- Problem description
Reproduce every line of the listing below word for word, with nothing added, dropped, or changed.

- Records for processing

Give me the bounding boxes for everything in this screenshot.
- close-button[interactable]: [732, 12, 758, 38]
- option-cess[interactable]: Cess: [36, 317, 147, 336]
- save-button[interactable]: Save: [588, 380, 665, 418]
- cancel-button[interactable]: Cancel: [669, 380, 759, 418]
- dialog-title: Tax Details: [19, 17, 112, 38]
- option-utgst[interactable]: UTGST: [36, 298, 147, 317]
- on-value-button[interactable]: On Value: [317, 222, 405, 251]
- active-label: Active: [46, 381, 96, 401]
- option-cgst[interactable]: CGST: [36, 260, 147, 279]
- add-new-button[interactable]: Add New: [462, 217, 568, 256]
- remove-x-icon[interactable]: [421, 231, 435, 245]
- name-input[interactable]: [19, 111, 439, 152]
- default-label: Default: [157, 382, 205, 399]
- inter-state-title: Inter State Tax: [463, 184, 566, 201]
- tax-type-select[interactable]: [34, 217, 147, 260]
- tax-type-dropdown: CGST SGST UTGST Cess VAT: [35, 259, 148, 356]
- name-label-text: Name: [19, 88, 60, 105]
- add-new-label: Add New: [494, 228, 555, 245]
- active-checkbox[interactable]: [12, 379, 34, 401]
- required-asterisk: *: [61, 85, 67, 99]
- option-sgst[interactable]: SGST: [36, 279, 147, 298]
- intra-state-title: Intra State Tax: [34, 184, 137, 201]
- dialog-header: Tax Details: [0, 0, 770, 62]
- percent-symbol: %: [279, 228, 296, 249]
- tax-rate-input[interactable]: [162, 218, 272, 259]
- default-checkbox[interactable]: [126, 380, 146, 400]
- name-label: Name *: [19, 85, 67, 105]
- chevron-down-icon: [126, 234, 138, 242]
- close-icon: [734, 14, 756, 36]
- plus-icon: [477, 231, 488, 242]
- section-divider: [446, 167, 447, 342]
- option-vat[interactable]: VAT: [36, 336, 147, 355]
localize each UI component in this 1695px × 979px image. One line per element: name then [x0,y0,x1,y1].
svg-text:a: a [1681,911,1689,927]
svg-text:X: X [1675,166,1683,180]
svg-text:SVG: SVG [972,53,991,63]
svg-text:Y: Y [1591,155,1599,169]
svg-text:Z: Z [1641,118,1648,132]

- Result of this exercise
Give me the bounding boxes for everything in this screenshot.
- close-button[interactable]: [732, 12, 758, 38]
- option-cess[interactable]: Cess: [36, 317, 147, 336]
- save-button[interactable]: Save: [588, 380, 665, 418]
- cancel-button[interactable]: Cancel: [669, 380, 759, 418]
- dialog-title: Tax Details: [19, 17, 112, 38]
- option-utgst[interactable]: UTGST: [36, 298, 147, 317]
- on-value-button[interactable]: On Value: [317, 222, 405, 251]
- active-label: Active: [46, 381, 96, 401]
- option-cgst[interactable]: CGST: [36, 260, 147, 279]
- add-new-button[interactable]: Add New: [462, 217, 568, 256]
- remove-x-icon[interactable]: [421, 231, 435, 245]
- name-input[interactable]: [19, 111, 439, 152]
- default-label: Default: [157, 382, 205, 399]
- inter-state-title: Inter State Tax: [463, 184, 566, 201]
- tax-type-select[interactable]: [34, 217, 147, 260]
- tax-type-dropdown: CGST SGST UTGST Cess VAT: [35, 259, 148, 356]
- name-label-text: Name: [19, 88, 60, 105]
- add-new-label: Add New: [494, 228, 555, 245]
- active-checkbox[interactable]: [12, 379, 34, 401]
- required-asterisk: *: [61, 85, 67, 99]
- option-sgst[interactable]: SGST: [36, 279, 147, 298]
- intra-state-title: Intra State Tax: [34, 184, 137, 201]
- dialog-header: Tax Details: [0, 0, 770, 62]
- percent-symbol: %: [279, 228, 296, 249]
- tax-rate-input[interactable]: [162, 218, 272, 259]
- default-checkbox[interactable]: [126, 380, 146, 400]
- name-label: Name *: [19, 85, 67, 105]
- chevron-down-icon: [126, 234, 138, 242]
- close-icon: [734, 14, 756, 36]
- plus-icon: [477, 231, 488, 242]
- section-divider: [446, 167, 447, 342]
- option-vat[interactable]: VAT: [36, 336, 147, 355]
localize each UI component in this 1695px × 979px image. One line per element: name then [x0,y0,x1,y1].
svg-text:a: a [1681,911,1689,927]
svg-text:X: X [1675,166,1683,180]
svg-text:SVG: SVG [972,53,991,63]
svg-text:Y: Y [1591,155,1599,169]
svg-text:Z: Z [1641,118,1648,132]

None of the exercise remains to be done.